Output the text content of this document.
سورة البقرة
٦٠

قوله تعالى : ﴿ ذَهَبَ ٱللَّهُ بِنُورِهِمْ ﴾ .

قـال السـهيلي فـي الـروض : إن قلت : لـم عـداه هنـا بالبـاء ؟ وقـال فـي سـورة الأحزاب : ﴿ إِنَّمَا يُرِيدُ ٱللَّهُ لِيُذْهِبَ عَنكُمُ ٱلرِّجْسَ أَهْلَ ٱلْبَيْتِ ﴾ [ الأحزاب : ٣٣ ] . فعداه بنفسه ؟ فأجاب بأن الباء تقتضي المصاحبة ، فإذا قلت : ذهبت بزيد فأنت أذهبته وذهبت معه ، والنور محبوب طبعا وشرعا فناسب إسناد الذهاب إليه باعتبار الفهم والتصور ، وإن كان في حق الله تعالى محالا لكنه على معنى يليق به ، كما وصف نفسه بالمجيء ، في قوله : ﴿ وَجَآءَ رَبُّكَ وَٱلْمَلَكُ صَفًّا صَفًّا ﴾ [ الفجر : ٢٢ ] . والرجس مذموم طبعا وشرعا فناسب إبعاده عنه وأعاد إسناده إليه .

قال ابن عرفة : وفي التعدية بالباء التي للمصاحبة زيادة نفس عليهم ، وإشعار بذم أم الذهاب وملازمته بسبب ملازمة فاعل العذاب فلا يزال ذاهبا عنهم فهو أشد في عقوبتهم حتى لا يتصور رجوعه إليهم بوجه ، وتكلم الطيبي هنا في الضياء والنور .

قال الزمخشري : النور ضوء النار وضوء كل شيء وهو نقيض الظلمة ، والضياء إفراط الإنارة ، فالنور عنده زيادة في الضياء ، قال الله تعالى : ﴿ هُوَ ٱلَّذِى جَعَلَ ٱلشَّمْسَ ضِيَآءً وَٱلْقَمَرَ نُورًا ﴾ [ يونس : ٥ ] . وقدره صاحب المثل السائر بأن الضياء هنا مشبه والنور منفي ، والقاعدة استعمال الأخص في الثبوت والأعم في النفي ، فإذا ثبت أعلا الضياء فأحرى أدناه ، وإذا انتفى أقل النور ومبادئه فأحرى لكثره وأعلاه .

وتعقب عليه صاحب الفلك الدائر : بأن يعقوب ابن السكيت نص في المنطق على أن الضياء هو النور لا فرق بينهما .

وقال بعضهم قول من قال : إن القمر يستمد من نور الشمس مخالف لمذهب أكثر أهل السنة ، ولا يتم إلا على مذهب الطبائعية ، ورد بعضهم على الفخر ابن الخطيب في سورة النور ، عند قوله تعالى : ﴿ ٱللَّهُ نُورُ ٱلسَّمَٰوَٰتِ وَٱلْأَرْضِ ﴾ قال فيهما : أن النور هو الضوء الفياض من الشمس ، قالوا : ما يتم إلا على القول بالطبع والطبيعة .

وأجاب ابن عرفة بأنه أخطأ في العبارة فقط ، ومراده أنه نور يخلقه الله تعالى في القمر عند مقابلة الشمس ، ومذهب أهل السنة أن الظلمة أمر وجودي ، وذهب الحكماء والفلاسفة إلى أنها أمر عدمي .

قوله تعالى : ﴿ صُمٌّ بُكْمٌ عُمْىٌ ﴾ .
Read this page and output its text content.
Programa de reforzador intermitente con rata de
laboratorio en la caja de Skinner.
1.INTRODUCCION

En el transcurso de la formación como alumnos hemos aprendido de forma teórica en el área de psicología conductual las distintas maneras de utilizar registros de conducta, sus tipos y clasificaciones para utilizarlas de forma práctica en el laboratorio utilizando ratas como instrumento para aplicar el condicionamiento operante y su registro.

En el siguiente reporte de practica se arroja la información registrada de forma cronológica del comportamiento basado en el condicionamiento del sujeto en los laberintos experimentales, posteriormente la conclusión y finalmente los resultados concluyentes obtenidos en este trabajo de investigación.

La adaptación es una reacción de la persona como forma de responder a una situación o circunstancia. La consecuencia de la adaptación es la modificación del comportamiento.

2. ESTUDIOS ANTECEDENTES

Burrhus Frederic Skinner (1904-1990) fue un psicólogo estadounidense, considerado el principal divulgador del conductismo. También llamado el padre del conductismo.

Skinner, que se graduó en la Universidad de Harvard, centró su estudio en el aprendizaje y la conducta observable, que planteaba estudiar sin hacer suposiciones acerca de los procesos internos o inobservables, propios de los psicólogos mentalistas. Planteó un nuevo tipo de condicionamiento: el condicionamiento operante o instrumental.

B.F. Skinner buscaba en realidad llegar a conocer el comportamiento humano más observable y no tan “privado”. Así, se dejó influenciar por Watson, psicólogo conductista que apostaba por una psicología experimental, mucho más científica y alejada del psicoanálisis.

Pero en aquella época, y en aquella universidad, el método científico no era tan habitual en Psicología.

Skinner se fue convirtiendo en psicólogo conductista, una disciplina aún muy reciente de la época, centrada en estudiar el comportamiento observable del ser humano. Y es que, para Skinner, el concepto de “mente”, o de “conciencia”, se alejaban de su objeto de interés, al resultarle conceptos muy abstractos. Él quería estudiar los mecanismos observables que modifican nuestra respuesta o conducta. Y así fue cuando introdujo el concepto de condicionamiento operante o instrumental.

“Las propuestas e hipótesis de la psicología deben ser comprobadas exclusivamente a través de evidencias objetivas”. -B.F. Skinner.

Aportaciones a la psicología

===

* _Written instruction_: Track down all lines above with the string "content" and copy them.

* _Correct output_:
Output the text content of this document.
Read this page and output its text content.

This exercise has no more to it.